What this task involves :: Pick up the recollection of the New Virginia church's closing after its last sentence and continue it. The entries are not part of this recollection.

Passage given ::
They'd been talking for several months about closing the church, as they were down to ten members, and their strongest financial supporter, Charlotte Petersen, would be moving to town to be closer to her children. She hated to tear herself away from her beloved farm and little church, but it was the practical thing to do. I preached at New Virginia and ate their food just 6 times before we closed the church. The day we held the last service, we invited everyone who ever cared about the little church to come. We filled it to overflowing. We told stories, we wrote down the history, we sang hymns and honored the life of that little church who boasted being the church of the writer Willa Cather. We even had a baptism of one of the grandchildren of one of the members. We took a group picture of the last 10 members, along with me and the District Superintendent, Sam Rathod. It was a party that day, and there was more food than could be held on just 8 chairs in the back.

4 years later, I went to be the associate pastor in Aurora, Nebraska, and when I went to the senior citizen's lunch, there was Charlotte Petersen. I reminded her who I was, and her face lit up just remembering her precious little church where she left her heart, and she was glad for the connection. She had come to Aurora to live near some of her family. I hadn't known where she had moved to when she left New Virginia. And here she was.

Dataset rows ::
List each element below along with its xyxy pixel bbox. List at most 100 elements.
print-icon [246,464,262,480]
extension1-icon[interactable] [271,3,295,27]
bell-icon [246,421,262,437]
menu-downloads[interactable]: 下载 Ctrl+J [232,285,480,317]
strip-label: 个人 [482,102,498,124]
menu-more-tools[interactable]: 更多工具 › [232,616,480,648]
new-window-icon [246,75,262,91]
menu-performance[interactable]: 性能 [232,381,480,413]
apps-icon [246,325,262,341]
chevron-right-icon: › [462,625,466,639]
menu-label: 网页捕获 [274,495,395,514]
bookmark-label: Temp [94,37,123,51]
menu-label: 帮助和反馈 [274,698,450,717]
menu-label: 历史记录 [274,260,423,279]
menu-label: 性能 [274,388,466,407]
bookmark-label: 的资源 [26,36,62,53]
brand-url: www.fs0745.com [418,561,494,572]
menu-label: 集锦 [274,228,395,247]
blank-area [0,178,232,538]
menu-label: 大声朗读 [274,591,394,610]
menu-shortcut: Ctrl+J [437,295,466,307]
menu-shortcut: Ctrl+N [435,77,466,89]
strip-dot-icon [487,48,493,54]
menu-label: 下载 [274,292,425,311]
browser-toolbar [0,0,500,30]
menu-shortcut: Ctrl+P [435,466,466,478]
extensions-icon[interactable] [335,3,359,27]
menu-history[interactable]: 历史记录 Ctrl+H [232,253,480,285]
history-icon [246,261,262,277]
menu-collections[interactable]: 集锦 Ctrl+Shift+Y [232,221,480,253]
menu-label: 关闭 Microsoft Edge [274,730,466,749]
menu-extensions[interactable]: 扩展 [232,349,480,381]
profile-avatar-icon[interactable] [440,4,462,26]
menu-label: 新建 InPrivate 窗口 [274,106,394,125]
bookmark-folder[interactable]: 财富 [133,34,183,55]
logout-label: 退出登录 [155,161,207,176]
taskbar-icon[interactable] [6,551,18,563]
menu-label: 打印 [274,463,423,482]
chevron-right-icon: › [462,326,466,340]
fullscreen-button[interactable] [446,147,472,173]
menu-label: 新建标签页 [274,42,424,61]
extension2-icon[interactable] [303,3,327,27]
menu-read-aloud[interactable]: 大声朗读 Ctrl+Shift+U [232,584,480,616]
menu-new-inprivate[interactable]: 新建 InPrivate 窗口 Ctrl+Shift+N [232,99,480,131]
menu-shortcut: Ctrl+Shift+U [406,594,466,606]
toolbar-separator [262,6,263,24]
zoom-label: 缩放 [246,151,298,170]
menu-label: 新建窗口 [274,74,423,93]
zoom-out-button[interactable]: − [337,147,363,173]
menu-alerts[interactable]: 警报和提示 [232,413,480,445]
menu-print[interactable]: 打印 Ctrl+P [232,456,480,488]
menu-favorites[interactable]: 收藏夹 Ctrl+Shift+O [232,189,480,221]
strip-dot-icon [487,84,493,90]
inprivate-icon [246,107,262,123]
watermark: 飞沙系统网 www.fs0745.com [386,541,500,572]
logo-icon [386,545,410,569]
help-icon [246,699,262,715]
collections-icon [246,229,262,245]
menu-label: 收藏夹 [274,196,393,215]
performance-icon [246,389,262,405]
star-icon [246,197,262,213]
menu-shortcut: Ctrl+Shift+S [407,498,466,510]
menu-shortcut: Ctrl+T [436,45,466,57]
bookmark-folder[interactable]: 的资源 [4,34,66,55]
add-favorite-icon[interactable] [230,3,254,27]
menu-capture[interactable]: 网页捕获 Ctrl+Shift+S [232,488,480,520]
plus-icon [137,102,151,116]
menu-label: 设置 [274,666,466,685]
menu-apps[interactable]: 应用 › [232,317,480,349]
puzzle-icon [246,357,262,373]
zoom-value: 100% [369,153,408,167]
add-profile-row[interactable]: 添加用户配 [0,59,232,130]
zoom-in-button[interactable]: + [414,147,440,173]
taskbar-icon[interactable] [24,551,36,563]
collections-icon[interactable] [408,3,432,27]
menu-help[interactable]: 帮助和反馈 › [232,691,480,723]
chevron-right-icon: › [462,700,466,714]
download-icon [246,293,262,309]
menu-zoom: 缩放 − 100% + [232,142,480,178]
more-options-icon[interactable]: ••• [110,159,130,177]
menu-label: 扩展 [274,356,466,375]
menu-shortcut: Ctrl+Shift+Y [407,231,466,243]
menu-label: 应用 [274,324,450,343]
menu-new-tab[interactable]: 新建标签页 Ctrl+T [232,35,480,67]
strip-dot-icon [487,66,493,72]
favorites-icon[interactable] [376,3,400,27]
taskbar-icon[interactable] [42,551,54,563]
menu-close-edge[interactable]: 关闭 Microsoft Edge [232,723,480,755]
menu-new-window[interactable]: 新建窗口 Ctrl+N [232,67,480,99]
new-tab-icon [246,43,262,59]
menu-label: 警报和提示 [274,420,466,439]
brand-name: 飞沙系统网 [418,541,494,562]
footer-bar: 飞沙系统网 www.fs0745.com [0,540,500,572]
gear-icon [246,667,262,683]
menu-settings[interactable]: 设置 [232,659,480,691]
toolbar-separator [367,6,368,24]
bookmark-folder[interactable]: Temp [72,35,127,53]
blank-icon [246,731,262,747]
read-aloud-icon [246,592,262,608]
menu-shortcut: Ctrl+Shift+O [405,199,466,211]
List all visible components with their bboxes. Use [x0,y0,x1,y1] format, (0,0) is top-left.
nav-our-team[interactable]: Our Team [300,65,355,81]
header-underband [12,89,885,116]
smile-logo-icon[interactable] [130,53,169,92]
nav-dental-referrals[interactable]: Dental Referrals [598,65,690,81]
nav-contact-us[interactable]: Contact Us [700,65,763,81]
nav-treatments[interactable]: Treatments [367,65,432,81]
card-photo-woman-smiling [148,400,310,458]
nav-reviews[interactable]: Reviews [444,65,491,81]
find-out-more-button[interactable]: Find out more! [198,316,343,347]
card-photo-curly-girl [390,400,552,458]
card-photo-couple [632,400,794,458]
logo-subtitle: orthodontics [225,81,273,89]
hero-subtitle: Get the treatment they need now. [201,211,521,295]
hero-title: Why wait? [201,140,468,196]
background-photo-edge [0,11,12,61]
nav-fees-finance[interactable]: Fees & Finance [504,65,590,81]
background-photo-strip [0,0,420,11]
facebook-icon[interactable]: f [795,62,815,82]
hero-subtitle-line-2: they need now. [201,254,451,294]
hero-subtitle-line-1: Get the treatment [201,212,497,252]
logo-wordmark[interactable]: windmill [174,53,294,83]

Solved exercise ::
It's been 8 years since I left Aurora and Nebraska. I went to the nursing home at Aurora a year ago after we moved back to Nebraska, when Larry told me that he met Charlotte there. She no longer remembered me, because she was starting to fail. She didn't remember a lot of things anymore, but when I mentioned New Virginia, her face brightened up as if she'd seen Jesus himself. She remembered her home church and her farm. That's one thing that even old age wouldn't let her forget. The little white church on the windy prairie, where you better hold on tight to your hat, and where you just stay home if it rained more than 2 inches if you were smart and not some dumb preacher from New Jersey.

"I knew Charlotte," I told her granddaughter Jennifer. We shared stories of the little place in the middle of nowhere called New Virgina, where there is now only a cemetary, and last I saw, the little white church was boarded up and padlocked and surrounded by tall grasses. For a moment I could smell the aroma of church potluck dishes mixed with the sweet musty smell of old wood. I could feel the wind on my face, trying to knock me over, and... people. People who loved their land, their church, their home, and who hated to say goodbye. Dear Charlotte gets to go back to the prairie, the place she loved the most, and a part of her will always be where the wind whips across the prairie, and the church bell can be heard for miles down the old dirt road.

See you later, Charlotte.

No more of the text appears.